Filter the entries that follow, copying every line in which the word "Output" appears.
START Given entries
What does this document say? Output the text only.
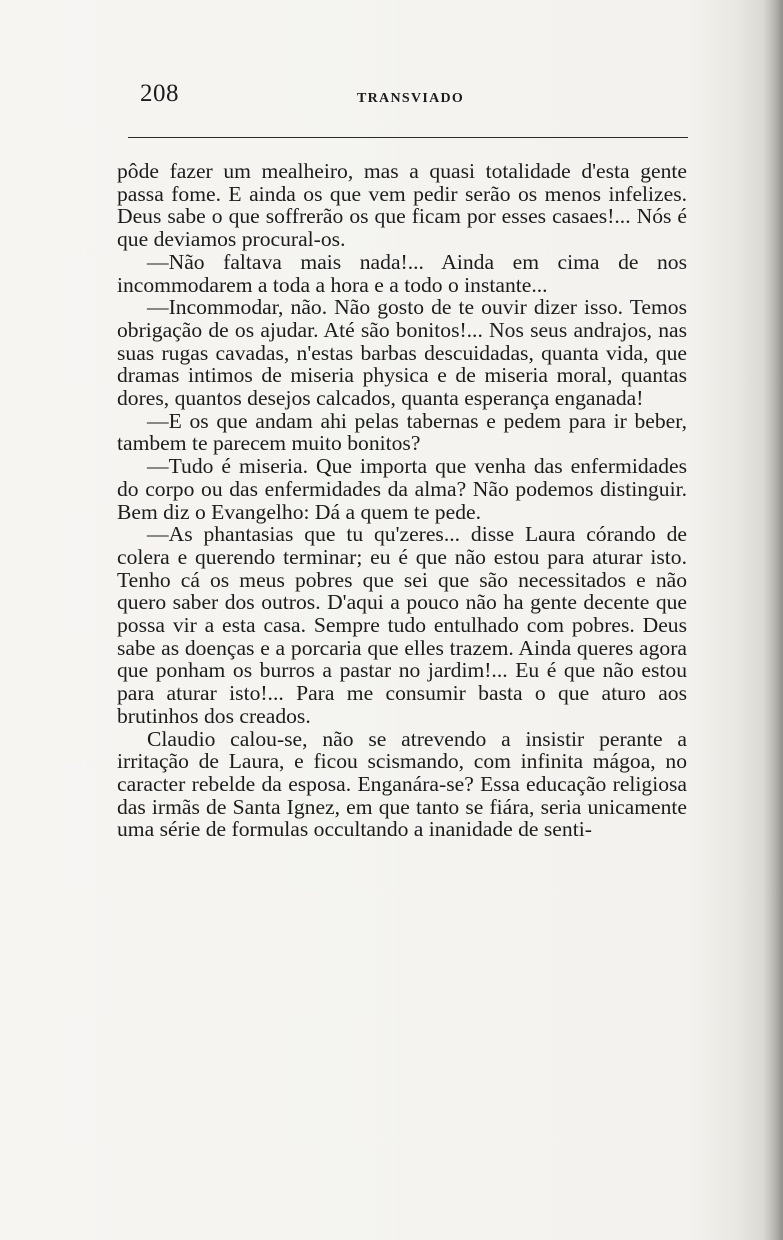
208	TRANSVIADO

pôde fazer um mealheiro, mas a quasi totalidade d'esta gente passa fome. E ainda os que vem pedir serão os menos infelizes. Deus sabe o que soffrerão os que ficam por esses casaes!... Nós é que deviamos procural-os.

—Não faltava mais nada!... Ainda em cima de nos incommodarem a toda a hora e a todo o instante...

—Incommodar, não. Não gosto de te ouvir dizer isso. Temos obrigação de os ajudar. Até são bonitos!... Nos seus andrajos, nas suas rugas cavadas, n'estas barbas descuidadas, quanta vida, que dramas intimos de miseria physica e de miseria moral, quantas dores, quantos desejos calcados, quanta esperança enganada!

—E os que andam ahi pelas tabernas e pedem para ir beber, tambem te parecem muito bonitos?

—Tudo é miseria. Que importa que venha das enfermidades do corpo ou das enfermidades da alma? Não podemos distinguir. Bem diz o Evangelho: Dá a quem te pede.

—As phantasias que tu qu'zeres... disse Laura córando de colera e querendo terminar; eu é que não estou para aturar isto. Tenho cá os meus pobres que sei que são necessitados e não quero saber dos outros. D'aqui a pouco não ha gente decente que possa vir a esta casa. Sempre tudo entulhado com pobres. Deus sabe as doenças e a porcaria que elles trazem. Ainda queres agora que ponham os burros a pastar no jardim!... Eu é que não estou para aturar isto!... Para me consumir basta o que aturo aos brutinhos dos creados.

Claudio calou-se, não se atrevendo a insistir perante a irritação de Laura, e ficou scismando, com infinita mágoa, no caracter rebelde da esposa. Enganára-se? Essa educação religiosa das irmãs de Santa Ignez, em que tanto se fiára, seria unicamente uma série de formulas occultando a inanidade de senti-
END Given entries
START Given entries
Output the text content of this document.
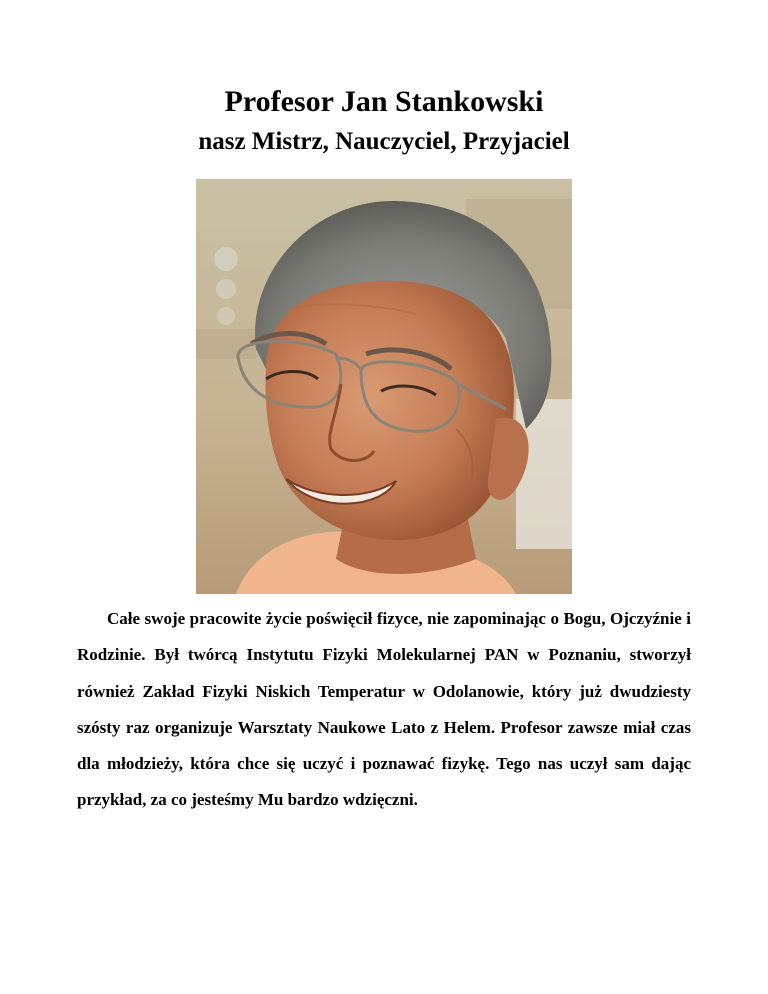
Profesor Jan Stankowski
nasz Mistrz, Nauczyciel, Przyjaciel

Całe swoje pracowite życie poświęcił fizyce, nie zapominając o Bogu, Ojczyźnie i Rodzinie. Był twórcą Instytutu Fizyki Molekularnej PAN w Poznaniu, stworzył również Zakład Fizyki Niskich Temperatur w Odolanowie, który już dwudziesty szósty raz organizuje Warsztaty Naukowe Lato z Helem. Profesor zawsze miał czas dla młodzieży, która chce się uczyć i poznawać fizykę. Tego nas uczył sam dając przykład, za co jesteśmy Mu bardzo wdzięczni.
END Given entries
Worked answer:
What does this document say? Output the text only.
Output the text content of this document.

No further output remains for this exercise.